*Enunciado de la tarea*: ¿Puedes actualizar el tramo del texto sobre la Pascua que va desde "Qué se celebra" hasta "y nuevos comienzos.", poniendo "Semana Mayor" en lugar de "Semana Santa"?

Cada año, millones de personas celebran la Pascua con rituales que combinan fe, historia y tradición. Aunque muchos la asocian con reuniones familiares y la clásica búsqueda de huevos de chocolate, su significado va mucho más allá y remite a uno de los momentos centrales del cristianismo.
Pascua, la celebración que no tiene fechaEl Domingo de Pascua conmemora la resurrección de Jesucristo, un hecho clave dentro de la tradición cristiana que simboliza la vida, la renovación y la esperanza. Con el paso del tiempo, esta celebración incorporó costumbres populares, entre ellas la de regalar huevos de chocolate, un símbolo que también remite al renacimiento y la fertilidad.
Qué se celebra en el Domingo de Pascua
La Pascua conmemora la resurrección de Jesucristo, ocurrida —según la tradición cristiana— al tercer día de su crucifixión. Este hecho es considerado el pilar fundamental de la fe cristiana, ya que simboliza la victoria de la vida sobre la muerte y la esperanza de la salvación.
La celebración marca el final de la Semana Santa, un período que recuerda los últimos días de Jesús, desde su entrada a Jerusalén hasta su crucifixión. En este contexto, el Domingo de Pascua representa un momento de alegría y renovación espiritual para los creyentes, quienes lo viven como un tiempo de reflexión, fe y nuevos comienzos.
Por qué se regalan huevos de chocolate en Pascua
Más allá del significado religioso, la Pascua también incorpora tradiciones populares que se transmitieron a lo largo del tiempo. Una de las más extendidas es la de regalar huevos, originalmente reales y decorados, como símbolo de vida, fertilidad y renacimiento.
Con el paso de los años, esta costumbre evolucionó hasta transformarse en los actuales huevos de chocolate, especialmente populares entre los más chicos. En muchos países, además, se sumó la figura del “conejo de Pascua”, que es el encargado de esconderlos para que sean encontrados en juegos familiares.
Así, la Pascua combina dos dimensiones: por un lado, una celebración profundamente religiosa que conmemora la resurrección de Jesucristo; por otro, una tradición cultural que convirtió al huevo de chocolate en uno de los símbolos más reconocidos de esta fecha.

*Conjunto de datos*:
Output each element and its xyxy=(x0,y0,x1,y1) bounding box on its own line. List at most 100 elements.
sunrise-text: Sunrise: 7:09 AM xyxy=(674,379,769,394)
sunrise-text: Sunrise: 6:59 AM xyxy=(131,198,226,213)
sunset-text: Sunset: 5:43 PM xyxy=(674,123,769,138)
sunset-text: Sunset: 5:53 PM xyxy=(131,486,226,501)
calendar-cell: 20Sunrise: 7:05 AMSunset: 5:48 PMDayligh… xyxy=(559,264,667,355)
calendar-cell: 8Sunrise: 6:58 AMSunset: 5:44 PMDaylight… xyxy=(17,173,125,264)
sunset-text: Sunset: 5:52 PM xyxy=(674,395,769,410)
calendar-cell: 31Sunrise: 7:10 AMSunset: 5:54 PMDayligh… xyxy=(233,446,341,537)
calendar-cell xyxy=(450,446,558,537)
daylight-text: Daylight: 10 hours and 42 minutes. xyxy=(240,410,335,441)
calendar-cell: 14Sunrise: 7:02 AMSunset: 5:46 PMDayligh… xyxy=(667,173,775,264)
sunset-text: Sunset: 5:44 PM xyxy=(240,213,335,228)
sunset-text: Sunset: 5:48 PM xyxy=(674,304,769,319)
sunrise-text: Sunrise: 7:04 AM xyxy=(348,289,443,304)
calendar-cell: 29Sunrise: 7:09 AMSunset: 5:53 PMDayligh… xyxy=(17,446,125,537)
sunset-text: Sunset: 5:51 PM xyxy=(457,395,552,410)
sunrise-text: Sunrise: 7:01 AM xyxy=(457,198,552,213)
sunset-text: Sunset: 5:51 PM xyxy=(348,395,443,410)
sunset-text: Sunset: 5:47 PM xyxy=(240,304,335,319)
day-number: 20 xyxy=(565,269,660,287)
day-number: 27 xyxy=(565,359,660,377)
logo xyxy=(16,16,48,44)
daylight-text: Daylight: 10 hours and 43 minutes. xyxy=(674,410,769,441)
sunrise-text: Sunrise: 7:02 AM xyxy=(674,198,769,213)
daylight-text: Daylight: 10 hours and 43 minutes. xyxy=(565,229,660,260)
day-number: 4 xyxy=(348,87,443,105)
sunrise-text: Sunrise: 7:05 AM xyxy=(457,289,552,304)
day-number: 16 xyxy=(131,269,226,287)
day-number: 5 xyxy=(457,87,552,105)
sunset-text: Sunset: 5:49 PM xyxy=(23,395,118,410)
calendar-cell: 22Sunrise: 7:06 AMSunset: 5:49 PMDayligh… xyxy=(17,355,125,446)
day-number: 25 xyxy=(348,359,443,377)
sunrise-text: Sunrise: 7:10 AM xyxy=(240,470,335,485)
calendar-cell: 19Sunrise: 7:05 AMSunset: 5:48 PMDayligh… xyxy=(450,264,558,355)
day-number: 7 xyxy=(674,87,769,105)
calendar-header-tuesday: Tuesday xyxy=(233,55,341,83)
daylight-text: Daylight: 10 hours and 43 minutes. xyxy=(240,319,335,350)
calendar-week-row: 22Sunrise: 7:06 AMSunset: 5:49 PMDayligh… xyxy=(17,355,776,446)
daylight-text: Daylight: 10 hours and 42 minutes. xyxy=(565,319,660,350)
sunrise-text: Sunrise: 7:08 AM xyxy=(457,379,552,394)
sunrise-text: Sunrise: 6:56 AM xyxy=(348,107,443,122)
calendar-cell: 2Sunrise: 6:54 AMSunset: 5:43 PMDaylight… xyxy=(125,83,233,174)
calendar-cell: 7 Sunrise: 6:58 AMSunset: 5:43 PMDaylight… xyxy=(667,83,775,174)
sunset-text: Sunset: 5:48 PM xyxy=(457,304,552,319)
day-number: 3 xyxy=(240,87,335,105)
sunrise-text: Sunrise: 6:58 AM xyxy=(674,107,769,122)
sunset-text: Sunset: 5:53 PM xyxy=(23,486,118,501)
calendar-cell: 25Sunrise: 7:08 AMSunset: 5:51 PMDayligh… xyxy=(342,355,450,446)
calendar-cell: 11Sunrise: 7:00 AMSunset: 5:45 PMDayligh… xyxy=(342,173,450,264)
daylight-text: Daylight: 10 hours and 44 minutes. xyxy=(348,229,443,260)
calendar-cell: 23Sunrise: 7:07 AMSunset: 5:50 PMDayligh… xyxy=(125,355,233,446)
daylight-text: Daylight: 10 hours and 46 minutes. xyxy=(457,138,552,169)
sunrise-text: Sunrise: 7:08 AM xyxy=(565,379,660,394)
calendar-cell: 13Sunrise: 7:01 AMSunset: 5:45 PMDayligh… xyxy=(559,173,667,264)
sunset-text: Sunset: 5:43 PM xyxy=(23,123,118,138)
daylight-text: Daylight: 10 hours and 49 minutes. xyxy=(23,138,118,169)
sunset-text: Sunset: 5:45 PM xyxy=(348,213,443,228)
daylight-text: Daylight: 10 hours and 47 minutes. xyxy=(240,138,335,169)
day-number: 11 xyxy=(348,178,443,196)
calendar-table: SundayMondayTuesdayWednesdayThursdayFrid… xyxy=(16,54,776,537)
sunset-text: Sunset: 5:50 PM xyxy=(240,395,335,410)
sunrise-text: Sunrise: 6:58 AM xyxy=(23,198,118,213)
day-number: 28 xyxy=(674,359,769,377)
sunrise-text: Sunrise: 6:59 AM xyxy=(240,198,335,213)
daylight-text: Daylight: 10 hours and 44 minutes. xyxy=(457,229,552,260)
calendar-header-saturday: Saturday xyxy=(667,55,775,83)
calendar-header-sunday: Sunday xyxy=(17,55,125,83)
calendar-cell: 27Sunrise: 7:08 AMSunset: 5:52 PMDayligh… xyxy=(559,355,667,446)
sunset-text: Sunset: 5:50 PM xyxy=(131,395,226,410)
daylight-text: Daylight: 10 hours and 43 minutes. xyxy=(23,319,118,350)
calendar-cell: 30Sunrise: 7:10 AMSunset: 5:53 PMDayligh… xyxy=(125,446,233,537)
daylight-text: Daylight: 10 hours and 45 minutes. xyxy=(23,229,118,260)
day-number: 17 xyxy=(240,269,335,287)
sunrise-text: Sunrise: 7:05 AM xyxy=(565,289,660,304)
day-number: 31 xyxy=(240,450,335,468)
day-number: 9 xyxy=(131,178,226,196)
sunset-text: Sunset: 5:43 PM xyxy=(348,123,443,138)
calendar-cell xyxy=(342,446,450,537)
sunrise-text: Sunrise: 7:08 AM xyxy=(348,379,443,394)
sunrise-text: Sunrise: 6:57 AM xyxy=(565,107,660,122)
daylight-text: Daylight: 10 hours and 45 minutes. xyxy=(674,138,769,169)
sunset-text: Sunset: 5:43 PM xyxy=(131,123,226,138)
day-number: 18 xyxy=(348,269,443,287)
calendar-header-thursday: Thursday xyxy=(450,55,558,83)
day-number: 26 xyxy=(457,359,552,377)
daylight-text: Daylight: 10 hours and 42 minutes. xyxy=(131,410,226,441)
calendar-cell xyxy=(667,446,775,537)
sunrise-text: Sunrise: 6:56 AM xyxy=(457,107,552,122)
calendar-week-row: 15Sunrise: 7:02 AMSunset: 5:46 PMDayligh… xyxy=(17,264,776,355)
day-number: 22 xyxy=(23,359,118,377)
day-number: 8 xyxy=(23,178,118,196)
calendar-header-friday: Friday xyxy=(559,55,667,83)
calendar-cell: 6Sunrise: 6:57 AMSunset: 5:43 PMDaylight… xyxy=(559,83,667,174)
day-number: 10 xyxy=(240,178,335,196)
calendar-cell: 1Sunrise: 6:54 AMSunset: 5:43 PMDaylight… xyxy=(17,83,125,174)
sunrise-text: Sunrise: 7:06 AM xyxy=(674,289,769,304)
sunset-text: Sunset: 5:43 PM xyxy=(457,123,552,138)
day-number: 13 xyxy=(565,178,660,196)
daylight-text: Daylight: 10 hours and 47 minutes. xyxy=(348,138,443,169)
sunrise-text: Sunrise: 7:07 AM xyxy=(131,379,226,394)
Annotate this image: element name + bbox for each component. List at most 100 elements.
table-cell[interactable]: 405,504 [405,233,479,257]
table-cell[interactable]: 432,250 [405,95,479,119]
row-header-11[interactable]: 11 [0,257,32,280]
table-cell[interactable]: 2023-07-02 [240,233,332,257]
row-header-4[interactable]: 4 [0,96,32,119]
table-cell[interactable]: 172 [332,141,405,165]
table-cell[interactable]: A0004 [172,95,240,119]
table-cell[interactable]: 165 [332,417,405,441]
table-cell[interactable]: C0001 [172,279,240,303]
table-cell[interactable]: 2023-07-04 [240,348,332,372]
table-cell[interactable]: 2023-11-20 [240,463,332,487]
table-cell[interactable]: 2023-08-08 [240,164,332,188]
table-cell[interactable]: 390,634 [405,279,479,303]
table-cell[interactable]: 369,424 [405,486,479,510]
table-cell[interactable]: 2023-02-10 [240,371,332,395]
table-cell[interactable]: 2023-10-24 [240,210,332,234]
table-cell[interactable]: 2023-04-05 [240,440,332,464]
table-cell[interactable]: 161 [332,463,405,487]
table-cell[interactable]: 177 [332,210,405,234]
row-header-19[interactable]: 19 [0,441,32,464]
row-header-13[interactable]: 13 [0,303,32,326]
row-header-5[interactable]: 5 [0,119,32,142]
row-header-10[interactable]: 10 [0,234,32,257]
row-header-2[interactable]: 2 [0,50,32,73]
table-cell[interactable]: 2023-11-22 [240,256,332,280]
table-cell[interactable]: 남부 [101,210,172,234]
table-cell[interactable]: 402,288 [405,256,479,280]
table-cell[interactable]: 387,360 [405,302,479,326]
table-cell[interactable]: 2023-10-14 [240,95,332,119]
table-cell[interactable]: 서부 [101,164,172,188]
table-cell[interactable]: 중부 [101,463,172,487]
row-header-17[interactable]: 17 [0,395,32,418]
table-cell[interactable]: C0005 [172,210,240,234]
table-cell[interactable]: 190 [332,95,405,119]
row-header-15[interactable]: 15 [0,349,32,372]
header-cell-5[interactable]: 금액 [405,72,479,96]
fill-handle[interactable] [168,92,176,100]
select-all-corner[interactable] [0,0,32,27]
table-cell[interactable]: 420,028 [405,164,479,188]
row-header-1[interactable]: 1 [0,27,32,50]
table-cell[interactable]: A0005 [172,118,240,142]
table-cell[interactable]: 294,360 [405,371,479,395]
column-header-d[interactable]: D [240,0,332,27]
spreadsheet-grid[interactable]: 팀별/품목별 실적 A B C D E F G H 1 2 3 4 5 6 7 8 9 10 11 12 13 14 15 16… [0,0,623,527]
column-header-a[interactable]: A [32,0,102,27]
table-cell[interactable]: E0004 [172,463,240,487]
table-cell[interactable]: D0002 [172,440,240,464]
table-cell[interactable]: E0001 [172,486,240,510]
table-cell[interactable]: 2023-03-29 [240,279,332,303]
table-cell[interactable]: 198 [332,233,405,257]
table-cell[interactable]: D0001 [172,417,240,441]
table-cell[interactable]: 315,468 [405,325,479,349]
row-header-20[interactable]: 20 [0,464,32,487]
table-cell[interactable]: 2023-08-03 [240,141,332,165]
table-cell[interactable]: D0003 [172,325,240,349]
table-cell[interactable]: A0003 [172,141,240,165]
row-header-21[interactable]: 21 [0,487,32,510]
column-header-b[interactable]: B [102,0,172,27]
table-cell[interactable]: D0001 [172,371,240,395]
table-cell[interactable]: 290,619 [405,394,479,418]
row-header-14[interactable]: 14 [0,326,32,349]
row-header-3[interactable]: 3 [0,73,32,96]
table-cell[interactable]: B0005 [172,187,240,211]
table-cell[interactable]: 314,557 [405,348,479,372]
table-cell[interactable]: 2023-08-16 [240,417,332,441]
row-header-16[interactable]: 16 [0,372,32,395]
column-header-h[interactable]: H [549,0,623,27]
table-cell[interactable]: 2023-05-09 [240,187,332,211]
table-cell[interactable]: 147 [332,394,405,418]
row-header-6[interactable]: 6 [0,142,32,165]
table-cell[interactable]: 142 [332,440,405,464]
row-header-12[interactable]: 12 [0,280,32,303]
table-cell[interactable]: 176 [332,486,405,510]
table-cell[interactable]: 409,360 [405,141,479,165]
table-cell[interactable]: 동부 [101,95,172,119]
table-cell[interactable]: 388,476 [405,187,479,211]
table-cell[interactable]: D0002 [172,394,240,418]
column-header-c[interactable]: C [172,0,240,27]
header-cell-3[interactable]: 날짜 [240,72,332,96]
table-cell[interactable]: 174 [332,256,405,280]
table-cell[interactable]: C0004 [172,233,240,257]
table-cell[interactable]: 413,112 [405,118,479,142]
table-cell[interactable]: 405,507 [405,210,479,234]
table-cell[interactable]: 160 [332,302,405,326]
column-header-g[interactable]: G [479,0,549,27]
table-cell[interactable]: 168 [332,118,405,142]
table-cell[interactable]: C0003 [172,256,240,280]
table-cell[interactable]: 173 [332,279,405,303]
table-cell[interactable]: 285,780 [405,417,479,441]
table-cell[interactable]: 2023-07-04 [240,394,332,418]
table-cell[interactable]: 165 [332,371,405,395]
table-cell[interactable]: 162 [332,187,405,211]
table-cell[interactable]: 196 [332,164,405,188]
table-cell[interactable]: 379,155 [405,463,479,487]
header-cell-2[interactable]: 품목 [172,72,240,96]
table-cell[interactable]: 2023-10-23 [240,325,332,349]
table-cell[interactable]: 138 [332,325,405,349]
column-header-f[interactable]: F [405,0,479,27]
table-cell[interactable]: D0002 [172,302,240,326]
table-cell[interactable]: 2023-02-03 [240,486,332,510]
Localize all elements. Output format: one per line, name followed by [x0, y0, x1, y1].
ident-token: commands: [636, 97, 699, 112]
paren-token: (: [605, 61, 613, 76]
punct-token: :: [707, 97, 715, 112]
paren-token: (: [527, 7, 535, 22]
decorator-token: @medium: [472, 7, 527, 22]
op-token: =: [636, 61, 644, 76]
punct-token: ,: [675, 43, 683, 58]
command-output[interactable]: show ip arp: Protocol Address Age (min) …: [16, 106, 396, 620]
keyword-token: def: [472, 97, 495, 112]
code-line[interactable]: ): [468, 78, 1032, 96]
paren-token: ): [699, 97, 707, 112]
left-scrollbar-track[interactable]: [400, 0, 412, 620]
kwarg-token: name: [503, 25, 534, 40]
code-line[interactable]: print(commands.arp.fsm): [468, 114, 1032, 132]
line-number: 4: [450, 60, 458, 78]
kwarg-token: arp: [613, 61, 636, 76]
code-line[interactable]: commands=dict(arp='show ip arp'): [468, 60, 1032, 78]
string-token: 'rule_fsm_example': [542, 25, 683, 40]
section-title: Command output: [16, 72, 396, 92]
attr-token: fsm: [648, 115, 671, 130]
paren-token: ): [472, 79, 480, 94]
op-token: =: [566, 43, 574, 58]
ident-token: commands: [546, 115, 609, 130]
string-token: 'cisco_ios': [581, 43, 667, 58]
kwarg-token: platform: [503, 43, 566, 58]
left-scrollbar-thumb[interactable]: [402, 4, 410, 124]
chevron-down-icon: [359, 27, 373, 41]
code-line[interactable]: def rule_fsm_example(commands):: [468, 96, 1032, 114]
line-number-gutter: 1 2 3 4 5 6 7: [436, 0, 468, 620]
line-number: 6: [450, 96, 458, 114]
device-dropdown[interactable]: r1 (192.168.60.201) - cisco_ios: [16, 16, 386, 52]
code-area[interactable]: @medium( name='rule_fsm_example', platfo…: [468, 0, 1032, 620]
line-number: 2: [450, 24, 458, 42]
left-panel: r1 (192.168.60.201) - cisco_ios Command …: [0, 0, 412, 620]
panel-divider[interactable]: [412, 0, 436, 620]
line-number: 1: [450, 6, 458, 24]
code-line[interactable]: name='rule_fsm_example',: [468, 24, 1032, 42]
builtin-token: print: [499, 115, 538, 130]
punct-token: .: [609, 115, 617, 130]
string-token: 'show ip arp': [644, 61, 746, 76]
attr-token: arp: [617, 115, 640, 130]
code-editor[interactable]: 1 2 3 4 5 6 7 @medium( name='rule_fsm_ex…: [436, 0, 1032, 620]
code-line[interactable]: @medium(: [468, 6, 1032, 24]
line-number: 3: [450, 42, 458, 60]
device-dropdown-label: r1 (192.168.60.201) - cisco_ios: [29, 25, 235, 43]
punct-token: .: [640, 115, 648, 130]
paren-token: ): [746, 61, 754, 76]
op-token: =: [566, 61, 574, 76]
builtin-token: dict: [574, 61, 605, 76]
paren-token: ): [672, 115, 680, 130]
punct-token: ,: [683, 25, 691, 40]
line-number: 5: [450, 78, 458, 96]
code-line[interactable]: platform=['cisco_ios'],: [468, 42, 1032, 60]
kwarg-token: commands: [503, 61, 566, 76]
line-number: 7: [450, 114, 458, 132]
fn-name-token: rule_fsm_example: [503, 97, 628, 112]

*Respuesta del ejercicio*:
Qué se celebra en el Domingo de Pascua
La Pascua conmemora la resurrección de Jesucristo, ocurrida —según la tradición cristiana— al tercer día de su crucifixión. Este hecho es considerado el pilar fundamental de la fe cristiana, ya que simboliza la victoria de la vida sobre la muerte y la esperanza de la salvación.
La celebración marca el final de la Semana Mayor, un período que recuerda los últimos días de Jesús, desde su entrada a Jerusalén hasta su crucifixión. En este contexto, el Domingo de Pascua representa un momento de alegría y renovación espiritual para los creyentes, quienes lo viven como un tiempo de reflexión, fe y nuevos comienzos.